> Task:
Isolate every line in the records below with "Read" in it.

|---|

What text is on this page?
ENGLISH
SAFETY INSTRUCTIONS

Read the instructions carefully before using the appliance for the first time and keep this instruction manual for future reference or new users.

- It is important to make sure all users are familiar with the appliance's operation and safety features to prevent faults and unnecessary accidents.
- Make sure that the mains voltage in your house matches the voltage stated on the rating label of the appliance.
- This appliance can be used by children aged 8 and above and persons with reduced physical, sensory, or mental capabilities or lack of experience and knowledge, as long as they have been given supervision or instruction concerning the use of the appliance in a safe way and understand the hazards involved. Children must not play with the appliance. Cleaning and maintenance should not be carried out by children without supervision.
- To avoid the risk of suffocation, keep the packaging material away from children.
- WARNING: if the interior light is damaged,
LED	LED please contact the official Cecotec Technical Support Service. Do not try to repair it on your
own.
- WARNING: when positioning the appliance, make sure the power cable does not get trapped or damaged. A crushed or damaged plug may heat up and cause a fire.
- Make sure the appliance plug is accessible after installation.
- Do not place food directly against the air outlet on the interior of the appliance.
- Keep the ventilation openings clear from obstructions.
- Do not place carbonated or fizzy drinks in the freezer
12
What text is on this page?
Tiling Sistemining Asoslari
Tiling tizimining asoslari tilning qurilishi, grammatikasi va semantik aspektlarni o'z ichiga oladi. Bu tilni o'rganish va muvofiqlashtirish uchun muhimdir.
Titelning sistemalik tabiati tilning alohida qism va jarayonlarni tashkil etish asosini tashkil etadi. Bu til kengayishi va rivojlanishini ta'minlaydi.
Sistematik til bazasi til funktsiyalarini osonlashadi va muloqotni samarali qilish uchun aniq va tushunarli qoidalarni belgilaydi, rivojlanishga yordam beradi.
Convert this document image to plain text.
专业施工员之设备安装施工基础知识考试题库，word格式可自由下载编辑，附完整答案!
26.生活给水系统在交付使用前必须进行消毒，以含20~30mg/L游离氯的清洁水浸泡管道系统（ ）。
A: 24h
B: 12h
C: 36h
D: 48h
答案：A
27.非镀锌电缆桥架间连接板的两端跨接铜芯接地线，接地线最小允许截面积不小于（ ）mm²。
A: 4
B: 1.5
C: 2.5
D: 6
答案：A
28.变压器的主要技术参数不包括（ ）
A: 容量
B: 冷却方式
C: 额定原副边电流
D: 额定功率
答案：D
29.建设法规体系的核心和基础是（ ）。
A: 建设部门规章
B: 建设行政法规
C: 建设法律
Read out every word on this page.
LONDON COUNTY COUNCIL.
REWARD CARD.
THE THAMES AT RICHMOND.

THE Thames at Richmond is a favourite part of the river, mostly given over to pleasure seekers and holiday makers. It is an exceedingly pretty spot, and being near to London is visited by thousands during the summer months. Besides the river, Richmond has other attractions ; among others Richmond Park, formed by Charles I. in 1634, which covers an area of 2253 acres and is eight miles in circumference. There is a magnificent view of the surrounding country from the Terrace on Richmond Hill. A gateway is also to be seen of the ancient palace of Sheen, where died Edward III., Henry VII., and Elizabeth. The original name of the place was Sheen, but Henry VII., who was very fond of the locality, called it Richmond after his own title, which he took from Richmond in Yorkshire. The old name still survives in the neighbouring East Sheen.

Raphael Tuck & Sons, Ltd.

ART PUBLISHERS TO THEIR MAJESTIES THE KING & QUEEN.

|---|

> Response to the exercise:
Read the instructions carefully before using the appliance for the first time and keep this instruction manual for future reference or new users.
Read out every word on this page.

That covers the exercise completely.